◆ Stored data:

────

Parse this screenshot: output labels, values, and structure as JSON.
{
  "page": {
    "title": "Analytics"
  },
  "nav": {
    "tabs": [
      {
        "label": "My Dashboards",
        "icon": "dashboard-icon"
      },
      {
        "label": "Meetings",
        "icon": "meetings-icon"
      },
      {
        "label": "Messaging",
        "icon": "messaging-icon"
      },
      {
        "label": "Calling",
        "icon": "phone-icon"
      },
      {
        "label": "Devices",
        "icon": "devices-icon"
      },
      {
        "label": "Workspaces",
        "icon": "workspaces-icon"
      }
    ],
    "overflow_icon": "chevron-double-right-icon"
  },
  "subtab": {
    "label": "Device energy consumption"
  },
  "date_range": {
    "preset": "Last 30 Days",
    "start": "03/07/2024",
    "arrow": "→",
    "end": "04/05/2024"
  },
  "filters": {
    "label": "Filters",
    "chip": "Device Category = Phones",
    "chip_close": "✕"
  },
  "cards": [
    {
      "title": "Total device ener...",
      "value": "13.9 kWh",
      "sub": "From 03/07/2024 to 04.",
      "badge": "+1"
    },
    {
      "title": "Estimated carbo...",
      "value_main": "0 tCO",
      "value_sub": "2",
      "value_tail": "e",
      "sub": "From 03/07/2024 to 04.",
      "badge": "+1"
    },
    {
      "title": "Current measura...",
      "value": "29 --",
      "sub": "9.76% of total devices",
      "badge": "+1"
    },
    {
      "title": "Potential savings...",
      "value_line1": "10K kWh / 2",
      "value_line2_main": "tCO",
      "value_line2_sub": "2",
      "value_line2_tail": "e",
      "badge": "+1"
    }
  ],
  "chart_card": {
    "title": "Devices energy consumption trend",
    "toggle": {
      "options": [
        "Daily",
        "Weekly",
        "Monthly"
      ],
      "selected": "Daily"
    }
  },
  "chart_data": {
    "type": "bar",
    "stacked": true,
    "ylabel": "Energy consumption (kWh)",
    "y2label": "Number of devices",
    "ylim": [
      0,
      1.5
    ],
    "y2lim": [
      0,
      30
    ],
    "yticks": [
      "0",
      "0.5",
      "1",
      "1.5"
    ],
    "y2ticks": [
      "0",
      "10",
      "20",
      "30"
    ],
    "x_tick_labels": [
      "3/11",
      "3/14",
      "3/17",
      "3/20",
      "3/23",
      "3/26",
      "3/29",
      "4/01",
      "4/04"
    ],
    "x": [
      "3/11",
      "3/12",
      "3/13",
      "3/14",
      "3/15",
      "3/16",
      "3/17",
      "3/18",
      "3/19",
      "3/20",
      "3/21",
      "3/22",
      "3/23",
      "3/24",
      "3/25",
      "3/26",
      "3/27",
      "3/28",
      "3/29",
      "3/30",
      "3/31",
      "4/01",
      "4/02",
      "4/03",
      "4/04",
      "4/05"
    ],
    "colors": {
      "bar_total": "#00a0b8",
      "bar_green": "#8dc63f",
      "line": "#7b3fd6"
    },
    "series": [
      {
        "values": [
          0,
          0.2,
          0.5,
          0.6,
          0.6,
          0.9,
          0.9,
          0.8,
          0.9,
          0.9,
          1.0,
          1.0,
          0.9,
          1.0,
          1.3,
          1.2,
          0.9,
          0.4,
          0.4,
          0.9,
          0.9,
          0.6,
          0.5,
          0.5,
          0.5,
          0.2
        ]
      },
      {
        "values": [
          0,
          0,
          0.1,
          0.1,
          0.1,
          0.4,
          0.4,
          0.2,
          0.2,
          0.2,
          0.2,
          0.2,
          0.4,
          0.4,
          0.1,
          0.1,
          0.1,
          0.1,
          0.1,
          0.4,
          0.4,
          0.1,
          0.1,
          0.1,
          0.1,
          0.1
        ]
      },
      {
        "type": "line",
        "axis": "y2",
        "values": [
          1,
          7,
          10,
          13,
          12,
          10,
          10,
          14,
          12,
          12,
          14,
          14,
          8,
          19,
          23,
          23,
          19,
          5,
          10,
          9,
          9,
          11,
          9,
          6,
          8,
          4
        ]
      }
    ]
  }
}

────

◆ Task objective: Quote every entry exactly.

◆ Reply to the exercise:
Parse this screenshot: output labels, values, and structure as JSON.
{
  "page": {
    "title": "Analytics"
  },
  "nav": {
    "tabs": [
      {
        "label": "My Dashboards",
        "icon": "dashboard-icon"
      },
      {
        "label": "Meetings",
        "icon": "meetings-icon"
      },
      {
        "label": "Messaging",
        "icon": "messaging-icon"
      },
      {
        "label": "Calling",
        "icon": "phone-icon"
      },
      {
        "label": "Devices",
        "icon": "devices-icon"
      },
      {
        "label": "Workspaces",
        "icon": "workspaces-icon"
      }
    ],
    "overflow_icon": "chevron-double-right-icon"
  },
  "subtab": {
    "label": "Device energy consumption"
  },
  "date_range": {
    "preset": "Last 30 Days",
    "start": "03/07/2024",
    "arrow": "→",
    "end": "04/05/2024"
  },
  "filters": {
    "label": "Filters",
    "chip": "Device Category = Phones",
    "chip_close": "✕"
  },
  "cards": [
    {
      "title": "Total device ener...",
      "value": "13.9 kWh",
      "sub": "From 03/07/2024 to 04.",
      "badge": "+1"
    },
    {
      "title": "Estimated carbo...",
      "value_main": "0 tCO",
      "value_sub": "2",
      "value_tail": "e",
      "sub": "From 03/07/2024 to 04.",
      "badge": "+1"
    },
    {
      "title": "Current measura...",
      "value": "29 --",
      "sub": "9.76% of total devices",
      "badge": "+1"
    },
    {
      "title": "Potential savings...",
      "value_line1": "10K kWh / 2",
      "value_line2_main": "tCO",
      "value_line2_sub": "2",
      "value_line2_tail": "e",
      "badge": "+1"
    }
  ],
  "chart_card": {
    "title": "Devices energy consumption trend",
    "toggle": {
      "options": [
        "Daily",
        "Weekly",
        "Monthly"
      ],
      "selected": "Daily"
    }
  },
  "chart_data": {
    "type": "bar",
    "stacked": true,
    "ylabel": "Energy consumption (kWh)",
    "y2label": "Number of devices",
    "ylim": [
      0,
      1.5
    ],
    "y2lim": [
      0,
      30
    ],
    "yticks": [
      "0",
      "0.5",
      "1",
      "1.5"
    ],
    "y2ticks": [
      "0",
      "10",
      "20",
      "30"
    ],
    "x_tick_labels": [
      "3/11",
      "3/14",
      "3/17",
      "3/20",
      "3/23",
      "3/26",
      "3/29",
      "4/01",
      "4/04"
    ],
    "x": [
      "3/11",
      "3/12",
      "3/13",
      "3/14",
      "3/15",
      "3/16",
      "3/17",
      "3/18",
      "3/19",
      "3/20",
      "3/21",
      "3/22",
      "3/23",
      "3/24",
      "3/25",
      "3/26",
      "3/27",
      "3/28",
      "3/29",
      "3/30",
      "3/31",
      "4/01",
      "4/02",
      "4/03",
      "4/04",
      "4/05"
    ],
    "colors": {
      "bar_total": "#00a0b8",
      "bar_green": "#8dc63f",
      "line": "#7b3fd6"
    },
    "series": [
      {
        "values": [
          0,
          0.2,
          0.5,
          0.6,
          0.6,
          0.9,
          0.9,
          0.8,
          0.9,
          0.9,
          1.0,
          1.0,
          0.9,
          1.0,
          1.3,
          1.2,
          0.9,
          0.4,
          0.4,
          0.9,
          0.9,
          0.6,
          0.5,
          0.5,
          0.5,
          0.2
        ]
      },
      {
        "values": [
          0,
          0,
          0.1,
          0.1,
          0.1,
          0.4,
          0.4,
          0.2,
          0.2,
          0.2,
          0.2,
          0.2,
          0.4,
          0.4,
          0.1,
          0.1,
          0.1,
          0.1,
          0.1,
          0.4,
          0.4,
          0.1,
          0.1,
          0.1,
          0.1,
          0.1
        ]
      },
      {
        "type": "line",
        "axis": "y2",
        "values": [
          1,
          7,
          10,
          13,
          12,
          10,
          10,
          14,
          12,
          12,
          14,
          14,
          8,
          19,
          23,
          23,
          19,
          5,
          10,
          9,
          9,
          11,
          9,
          6,
          8,
          4
        ]
      }
    ]
  }
}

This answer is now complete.